Records contained in a dataset >>
=-=-=-=-=
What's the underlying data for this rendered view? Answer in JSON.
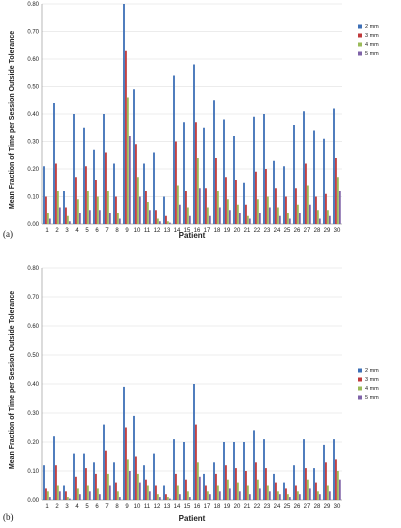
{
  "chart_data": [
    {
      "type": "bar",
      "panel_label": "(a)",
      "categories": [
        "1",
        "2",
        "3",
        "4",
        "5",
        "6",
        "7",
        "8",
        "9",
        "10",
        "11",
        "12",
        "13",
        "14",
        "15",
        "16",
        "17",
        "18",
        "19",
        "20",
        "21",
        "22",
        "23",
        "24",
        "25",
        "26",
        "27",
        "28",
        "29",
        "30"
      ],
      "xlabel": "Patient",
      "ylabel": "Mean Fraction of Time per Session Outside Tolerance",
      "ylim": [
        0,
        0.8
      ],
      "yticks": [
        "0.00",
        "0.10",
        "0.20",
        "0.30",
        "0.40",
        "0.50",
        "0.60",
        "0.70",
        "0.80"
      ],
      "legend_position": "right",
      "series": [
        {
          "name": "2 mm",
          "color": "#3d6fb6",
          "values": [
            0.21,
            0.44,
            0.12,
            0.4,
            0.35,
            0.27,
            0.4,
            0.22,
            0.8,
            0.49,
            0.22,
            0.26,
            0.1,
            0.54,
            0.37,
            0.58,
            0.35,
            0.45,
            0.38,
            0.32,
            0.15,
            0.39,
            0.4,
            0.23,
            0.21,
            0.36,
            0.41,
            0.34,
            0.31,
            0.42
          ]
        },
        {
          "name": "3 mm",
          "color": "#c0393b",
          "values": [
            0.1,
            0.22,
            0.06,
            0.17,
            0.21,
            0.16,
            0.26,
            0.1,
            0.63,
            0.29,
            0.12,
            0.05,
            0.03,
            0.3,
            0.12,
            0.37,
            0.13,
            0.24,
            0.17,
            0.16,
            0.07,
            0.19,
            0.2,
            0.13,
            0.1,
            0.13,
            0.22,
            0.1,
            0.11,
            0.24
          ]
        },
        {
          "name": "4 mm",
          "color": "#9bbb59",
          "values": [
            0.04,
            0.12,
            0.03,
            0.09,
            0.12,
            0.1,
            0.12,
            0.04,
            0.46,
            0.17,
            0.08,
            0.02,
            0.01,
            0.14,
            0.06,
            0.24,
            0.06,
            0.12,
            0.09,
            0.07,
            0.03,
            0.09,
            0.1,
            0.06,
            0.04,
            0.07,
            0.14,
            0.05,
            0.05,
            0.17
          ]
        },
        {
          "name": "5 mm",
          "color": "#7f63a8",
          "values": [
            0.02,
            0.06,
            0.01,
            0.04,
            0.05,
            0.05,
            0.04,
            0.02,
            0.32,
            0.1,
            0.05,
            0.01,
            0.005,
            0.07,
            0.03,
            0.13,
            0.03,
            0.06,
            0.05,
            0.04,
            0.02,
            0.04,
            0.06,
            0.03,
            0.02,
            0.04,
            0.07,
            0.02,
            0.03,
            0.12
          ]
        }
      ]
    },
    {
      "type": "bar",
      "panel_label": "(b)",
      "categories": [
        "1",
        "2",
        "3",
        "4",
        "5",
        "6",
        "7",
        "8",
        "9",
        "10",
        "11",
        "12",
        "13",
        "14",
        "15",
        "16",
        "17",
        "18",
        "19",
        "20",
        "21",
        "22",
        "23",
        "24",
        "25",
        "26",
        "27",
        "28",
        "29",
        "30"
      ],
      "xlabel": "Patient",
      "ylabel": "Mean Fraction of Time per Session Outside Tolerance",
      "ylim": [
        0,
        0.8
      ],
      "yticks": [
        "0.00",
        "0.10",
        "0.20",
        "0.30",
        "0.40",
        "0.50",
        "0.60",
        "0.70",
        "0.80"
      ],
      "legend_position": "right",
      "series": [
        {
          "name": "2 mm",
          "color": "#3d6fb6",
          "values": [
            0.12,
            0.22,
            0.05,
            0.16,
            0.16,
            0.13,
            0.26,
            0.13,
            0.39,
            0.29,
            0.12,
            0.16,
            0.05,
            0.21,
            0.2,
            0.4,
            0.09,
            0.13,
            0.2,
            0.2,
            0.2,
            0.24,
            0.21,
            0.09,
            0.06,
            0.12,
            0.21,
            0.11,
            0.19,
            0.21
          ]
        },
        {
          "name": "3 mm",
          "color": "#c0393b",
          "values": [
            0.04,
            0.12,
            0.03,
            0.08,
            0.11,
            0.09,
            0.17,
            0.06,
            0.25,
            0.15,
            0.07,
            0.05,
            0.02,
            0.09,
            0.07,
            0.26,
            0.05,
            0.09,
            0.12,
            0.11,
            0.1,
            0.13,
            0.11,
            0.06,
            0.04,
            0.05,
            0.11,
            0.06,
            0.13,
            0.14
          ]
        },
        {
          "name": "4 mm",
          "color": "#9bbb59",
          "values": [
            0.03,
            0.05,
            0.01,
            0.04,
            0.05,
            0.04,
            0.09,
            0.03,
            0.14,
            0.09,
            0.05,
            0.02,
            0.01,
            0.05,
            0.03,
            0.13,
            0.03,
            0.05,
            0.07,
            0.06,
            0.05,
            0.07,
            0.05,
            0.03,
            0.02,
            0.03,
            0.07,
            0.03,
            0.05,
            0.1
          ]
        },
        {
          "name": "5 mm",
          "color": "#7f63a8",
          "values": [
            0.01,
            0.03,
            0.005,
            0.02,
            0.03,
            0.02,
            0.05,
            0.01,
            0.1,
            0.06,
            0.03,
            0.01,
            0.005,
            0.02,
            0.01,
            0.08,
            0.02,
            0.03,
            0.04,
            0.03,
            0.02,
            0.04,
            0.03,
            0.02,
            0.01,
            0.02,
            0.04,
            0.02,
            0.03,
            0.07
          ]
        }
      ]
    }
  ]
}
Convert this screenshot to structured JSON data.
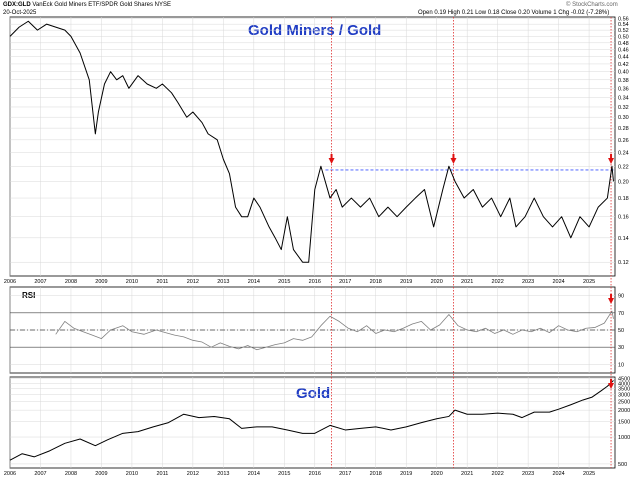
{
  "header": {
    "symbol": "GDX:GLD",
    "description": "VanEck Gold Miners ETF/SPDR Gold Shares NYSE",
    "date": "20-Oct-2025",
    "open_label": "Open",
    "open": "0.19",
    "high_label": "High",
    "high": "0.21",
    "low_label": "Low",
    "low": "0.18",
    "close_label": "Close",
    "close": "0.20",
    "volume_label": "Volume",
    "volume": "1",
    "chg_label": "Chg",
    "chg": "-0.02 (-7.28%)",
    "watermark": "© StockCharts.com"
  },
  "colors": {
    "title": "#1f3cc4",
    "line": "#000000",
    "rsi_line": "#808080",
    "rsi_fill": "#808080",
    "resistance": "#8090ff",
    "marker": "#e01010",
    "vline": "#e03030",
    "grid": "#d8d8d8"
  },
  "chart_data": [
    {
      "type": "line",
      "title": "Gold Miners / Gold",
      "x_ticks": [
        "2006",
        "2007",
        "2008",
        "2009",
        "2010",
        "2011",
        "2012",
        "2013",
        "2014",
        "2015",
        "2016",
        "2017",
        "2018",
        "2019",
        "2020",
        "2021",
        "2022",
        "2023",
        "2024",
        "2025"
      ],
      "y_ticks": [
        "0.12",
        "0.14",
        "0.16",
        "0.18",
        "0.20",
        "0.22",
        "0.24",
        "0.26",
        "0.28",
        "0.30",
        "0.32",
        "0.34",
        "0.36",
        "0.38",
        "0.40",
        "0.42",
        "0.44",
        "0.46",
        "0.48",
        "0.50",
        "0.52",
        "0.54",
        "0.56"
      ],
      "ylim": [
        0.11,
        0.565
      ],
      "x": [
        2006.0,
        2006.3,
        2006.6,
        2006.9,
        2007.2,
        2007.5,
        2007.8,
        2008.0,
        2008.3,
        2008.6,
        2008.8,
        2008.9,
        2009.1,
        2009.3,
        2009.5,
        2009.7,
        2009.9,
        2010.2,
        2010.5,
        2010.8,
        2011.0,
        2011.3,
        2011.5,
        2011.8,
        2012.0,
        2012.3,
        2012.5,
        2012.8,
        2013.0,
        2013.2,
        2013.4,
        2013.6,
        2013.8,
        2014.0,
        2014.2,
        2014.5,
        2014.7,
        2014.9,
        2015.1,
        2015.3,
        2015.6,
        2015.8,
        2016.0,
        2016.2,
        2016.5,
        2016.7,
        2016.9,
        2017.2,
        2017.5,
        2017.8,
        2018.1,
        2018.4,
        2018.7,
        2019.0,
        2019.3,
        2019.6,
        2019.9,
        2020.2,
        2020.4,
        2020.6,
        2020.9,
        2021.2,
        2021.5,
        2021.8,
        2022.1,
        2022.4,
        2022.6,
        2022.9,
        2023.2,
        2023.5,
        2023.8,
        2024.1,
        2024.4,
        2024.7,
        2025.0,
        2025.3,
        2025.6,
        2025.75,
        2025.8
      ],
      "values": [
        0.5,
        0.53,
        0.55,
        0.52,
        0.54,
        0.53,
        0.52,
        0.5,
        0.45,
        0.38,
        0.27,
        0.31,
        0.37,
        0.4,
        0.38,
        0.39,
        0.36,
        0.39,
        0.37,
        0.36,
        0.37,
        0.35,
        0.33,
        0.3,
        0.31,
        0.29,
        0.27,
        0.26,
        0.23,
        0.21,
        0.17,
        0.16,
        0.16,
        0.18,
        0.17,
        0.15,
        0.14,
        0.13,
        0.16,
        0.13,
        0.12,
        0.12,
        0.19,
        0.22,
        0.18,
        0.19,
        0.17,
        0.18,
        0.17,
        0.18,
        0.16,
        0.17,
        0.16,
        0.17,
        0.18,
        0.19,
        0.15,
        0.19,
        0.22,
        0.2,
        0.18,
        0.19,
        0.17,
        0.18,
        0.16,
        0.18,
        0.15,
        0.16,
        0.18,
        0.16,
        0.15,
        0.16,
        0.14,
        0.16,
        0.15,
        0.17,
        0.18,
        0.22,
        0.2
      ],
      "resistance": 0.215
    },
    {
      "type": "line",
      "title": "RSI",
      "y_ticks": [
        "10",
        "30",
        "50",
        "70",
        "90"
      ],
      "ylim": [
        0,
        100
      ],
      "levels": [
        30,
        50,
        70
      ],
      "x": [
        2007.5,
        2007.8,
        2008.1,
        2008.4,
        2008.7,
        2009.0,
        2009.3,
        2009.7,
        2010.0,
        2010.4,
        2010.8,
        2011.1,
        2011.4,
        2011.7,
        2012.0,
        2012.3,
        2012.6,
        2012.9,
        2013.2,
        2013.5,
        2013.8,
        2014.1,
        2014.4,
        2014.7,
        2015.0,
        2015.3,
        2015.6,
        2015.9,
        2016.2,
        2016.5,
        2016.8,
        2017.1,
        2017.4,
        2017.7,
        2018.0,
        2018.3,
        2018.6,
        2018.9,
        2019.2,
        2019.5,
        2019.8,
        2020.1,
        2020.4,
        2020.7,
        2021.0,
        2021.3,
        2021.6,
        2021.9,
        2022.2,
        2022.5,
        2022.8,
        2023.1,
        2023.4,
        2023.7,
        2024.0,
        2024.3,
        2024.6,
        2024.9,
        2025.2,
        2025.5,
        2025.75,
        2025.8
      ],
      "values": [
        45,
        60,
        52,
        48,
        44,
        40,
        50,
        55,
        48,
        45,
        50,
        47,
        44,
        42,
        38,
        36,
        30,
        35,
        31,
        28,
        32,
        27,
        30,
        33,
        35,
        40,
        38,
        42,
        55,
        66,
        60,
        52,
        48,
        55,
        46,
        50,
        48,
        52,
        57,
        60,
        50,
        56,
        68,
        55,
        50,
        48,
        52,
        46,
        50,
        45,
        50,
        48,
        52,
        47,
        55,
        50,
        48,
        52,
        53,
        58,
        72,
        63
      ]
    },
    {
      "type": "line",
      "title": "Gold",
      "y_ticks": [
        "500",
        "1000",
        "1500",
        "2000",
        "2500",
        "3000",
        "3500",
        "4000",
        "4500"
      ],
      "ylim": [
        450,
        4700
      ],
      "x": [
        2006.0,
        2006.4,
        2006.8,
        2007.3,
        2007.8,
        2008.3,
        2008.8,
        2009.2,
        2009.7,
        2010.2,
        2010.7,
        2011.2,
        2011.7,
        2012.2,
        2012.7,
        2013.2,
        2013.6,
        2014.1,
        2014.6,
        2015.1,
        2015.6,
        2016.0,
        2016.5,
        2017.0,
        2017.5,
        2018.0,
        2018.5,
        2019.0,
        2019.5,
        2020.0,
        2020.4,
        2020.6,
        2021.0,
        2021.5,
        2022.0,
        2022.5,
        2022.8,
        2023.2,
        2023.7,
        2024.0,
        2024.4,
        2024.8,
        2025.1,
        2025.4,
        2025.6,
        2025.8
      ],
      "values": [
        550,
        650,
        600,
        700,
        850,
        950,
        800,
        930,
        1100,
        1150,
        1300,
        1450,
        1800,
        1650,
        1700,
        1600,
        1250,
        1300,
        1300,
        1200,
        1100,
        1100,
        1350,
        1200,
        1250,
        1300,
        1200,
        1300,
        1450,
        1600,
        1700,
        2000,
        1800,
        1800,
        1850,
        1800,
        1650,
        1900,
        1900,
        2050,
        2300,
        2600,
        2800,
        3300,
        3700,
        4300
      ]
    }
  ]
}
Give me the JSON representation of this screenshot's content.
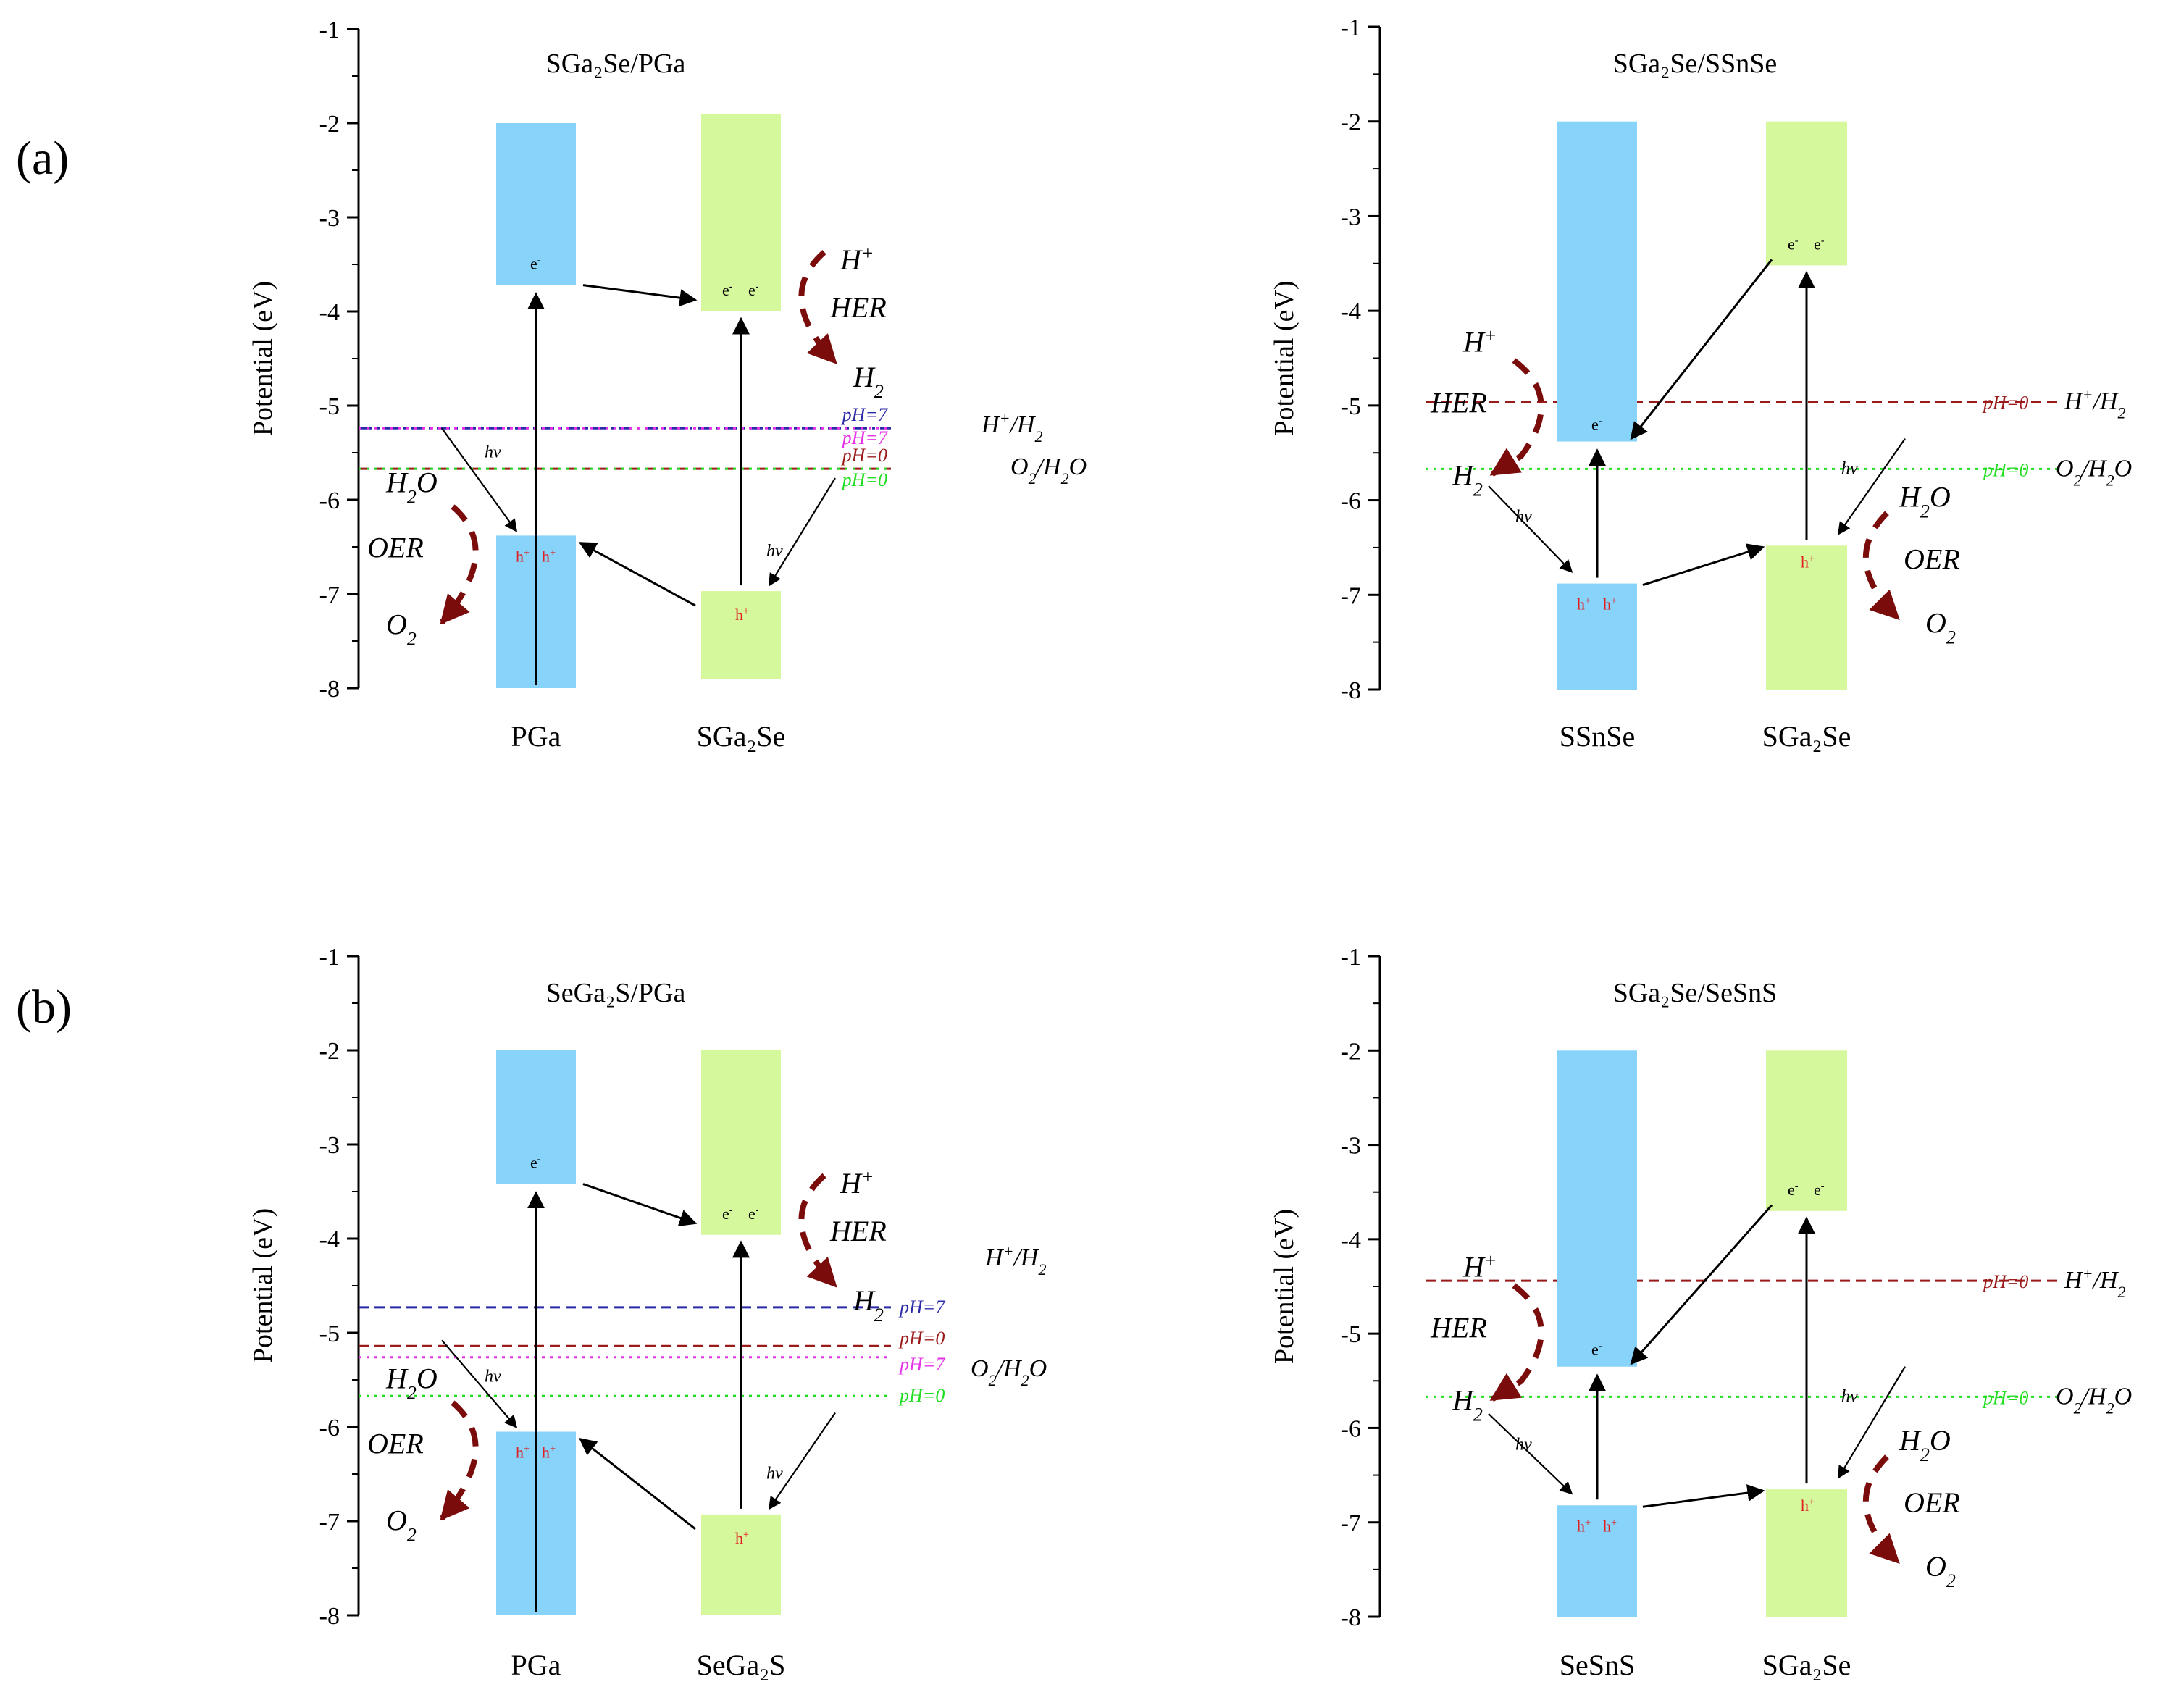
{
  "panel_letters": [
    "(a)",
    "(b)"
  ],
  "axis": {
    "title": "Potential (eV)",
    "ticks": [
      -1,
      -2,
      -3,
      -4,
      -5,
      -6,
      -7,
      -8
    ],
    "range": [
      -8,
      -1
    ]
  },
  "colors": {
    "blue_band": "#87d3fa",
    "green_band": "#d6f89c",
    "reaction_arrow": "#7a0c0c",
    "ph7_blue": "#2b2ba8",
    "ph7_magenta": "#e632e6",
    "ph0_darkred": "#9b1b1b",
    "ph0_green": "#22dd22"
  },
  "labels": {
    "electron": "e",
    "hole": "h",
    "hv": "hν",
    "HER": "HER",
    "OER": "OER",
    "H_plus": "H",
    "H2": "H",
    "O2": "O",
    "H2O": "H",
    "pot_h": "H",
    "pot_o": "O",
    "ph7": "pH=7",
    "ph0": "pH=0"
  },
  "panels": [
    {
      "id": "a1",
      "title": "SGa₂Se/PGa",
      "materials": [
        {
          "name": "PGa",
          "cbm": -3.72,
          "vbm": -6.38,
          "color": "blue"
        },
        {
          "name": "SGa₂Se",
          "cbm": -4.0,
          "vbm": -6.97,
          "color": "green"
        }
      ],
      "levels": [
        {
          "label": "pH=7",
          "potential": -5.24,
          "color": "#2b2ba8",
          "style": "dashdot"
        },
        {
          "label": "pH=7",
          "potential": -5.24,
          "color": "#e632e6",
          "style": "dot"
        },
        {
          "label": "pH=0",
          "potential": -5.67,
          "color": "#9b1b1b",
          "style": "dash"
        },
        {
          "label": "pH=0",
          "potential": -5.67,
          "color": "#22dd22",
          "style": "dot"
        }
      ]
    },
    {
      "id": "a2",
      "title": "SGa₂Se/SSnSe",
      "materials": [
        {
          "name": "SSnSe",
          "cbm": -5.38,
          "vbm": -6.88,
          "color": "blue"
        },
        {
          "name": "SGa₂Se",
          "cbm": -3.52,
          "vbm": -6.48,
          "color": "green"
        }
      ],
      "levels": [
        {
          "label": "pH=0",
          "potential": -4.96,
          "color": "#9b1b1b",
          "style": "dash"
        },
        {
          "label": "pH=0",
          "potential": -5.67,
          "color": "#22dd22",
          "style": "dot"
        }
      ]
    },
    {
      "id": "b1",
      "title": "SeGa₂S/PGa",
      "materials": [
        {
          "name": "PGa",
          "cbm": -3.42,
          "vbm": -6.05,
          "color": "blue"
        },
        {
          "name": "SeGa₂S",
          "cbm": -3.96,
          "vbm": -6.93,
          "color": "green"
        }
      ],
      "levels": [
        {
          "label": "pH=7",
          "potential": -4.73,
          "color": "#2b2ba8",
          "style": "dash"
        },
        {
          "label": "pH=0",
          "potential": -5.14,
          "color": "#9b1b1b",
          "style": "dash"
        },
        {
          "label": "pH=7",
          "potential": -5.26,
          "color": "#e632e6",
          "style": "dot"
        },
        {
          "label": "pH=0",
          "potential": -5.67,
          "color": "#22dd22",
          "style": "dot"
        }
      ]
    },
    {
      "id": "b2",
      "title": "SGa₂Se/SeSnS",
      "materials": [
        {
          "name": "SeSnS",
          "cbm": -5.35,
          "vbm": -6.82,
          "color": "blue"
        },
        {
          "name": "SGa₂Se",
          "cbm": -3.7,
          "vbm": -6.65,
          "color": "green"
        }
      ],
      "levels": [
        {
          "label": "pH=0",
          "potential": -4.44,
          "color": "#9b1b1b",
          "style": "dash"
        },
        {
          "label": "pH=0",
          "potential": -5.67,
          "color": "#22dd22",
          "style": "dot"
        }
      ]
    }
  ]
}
=-=-=-=-=
Task >>
From the listing above, collect each line in which the string "screenshot" appears.

Exercise output >>
Convert this screenshot to structured JSON data.
Give me the JSON representation of this screenshot's content.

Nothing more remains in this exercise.